-- begin --

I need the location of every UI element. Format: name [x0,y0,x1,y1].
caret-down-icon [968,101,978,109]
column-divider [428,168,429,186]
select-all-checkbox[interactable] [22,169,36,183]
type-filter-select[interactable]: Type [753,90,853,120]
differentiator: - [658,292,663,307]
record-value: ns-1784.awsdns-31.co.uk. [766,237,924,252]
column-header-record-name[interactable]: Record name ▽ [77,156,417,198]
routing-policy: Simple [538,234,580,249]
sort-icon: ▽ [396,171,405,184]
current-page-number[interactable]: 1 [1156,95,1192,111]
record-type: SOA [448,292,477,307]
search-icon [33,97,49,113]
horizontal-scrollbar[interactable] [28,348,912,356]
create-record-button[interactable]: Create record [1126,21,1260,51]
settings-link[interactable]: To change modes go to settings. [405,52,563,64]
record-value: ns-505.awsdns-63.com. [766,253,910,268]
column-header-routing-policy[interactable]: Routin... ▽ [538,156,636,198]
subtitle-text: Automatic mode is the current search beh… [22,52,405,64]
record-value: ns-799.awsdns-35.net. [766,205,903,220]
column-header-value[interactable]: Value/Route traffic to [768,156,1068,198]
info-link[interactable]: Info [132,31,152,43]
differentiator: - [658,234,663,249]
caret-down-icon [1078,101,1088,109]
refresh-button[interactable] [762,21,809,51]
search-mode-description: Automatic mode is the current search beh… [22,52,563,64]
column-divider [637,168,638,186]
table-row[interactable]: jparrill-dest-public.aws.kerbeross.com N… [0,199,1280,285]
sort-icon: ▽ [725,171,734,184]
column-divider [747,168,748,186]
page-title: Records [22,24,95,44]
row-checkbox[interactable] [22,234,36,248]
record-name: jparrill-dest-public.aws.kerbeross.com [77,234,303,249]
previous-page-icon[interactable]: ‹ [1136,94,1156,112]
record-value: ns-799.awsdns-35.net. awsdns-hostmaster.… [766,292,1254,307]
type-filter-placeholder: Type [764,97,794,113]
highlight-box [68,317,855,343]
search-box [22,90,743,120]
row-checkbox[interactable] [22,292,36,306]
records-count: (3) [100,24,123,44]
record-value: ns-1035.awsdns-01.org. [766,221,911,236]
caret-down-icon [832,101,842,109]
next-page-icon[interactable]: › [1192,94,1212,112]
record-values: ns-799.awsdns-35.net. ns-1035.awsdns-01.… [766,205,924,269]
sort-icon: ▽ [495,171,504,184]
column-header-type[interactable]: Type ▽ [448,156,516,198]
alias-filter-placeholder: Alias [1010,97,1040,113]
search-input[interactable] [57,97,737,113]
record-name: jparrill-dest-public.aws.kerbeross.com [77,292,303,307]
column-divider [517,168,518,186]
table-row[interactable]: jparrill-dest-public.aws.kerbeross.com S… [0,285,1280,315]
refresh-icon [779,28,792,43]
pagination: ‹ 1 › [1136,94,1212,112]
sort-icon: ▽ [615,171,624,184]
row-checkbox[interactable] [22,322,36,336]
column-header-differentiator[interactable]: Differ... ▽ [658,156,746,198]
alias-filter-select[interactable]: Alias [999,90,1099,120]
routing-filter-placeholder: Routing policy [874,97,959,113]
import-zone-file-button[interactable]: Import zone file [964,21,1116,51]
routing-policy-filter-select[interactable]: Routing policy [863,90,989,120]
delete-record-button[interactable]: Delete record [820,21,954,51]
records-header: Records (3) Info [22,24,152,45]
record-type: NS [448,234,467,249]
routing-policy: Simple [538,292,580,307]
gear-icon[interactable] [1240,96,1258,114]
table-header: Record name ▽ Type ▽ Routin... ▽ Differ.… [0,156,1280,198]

-- end --

§ What the exercise asks:
Copy out all the records above, replacing each "Simple" with "Weighted" and leaving everything else unchanged.

§ Solution:
I need the location of every UI element. Format: name [x0,y0,x1,y1].
caret-down-icon [968,101,978,109]
column-divider [428,168,429,186]
select-all-checkbox[interactable] [22,169,36,183]
type-filter-select[interactable]: Type [753,90,853,120]
differentiator: - [658,292,663,307]
record-value: ns-1784.awsdns-31.co.uk. [766,237,924,252]
column-header-record-name[interactable]: Record name ▽ [77,156,417,198]
routing-policy: Weighted [538,234,580,249]
sort-icon: ▽ [396,171,405,184]
current-page-number[interactable]: 1 [1156,95,1192,111]
record-type: SOA [448,292,477,307]
search-icon [33,97,49,113]
horizontal-scrollbar[interactable] [28,348,912,356]
create-record-button[interactable]: Create record [1126,21,1260,51]
settings-link[interactable]: To change modes go to settings. [405,52,563,64]
record-value: ns-505.awsdns-63.com. [766,253,910,268]
column-header-routing-policy[interactable]: Routin... ▽ [538,156,636,198]
subtitle-text: Automatic mode is the current search beh… [22,52,405,64]
record-value: ns-799.awsdns-35.net. [766,205,903,220]
column-header-value[interactable]: Value/Route traffic to [768,156,1068,198]
info-link[interactable]: Info [132,31,152,43]
differentiator: - [658,234,663,249]
caret-down-icon [1078,101,1088,109]
refresh-button[interactable] [762,21,809,51]
search-mode-description: Automatic mode is the current search beh… [22,52,563,64]
column-divider [637,168,638,186]
table-row[interactable]: jparrill-dest-public.aws.kerbeross.com N… [0,199,1280,285]
sort-icon: ▽ [725,171,734,184]
column-divider [747,168,748,186]
page-title: Records [22,24,95,44]
row-checkbox[interactable] [22,234,36,248]
record-name: jparrill-dest-public.aws.kerbeross.com [77,234,303,249]
previous-page-icon[interactable]: ‹ [1136,94,1156,112]
record-value: ns-799.awsdns-35.net. awsdns-hostmaster.… [766,292,1254,307]
type-filter-placeholder: Type [764,97,794,113]
highlight-box [68,317,855,343]
search-box [22,90,743,120]
row-checkbox[interactable] [22,292,36,306]
records-count: (3) [100,24,123,44]
record-value: ns-1035.awsdns-01.org. [766,221,911,236]
caret-down-icon [832,101,842,109]
next-page-icon[interactable]: › [1192,94,1212,112]
record-values: ns-799.awsdns-35.net. ns-1035.awsdns-01.… [766,205,924,269]
sort-icon: ▽ [495,171,504,184]
column-header-type[interactable]: Type ▽ [448,156,516,198]
alias-filter-placeholder: Alias [1010,97,1040,113]
search-input[interactable] [57,97,737,113]
record-name: jparrill-dest-public.aws.kerbeross.com [77,292,303,307]
column-divider [517,168,518,186]
table-row[interactable]: jparrill-dest-public.aws.kerbeross.com S… [0,285,1280,315]
refresh-icon [779,28,792,43]
pagination: ‹ 1 › [1136,94,1212,112]
sort-icon: ▽ [615,171,624,184]
row-checkbox[interactable] [22,322,36,336]
column-header-differentiator[interactable]: Differ... ▽ [658,156,746,198]
alias-filter-select[interactable]: Alias [999,90,1099,120]
routing-filter-placeholder: Routing policy [874,97,959,113]
import-zone-file-button[interactable]: Import zone file [964,21,1116,51]
routing-policy-filter-select[interactable]: Routing policy [863,90,989,120]
delete-record-button[interactable]: Delete record [820,21,954,51]
records-header: Records (3) Info [22,24,152,45]
record-type: NS [448,234,467,249]
routing-policy: Weighted [538,292,580,307]
gear-icon[interactable] [1240,96,1258,114]
table-header: Record name ▽ Type ▽ Routin... ▽ Differ.… [0,156,1280,198]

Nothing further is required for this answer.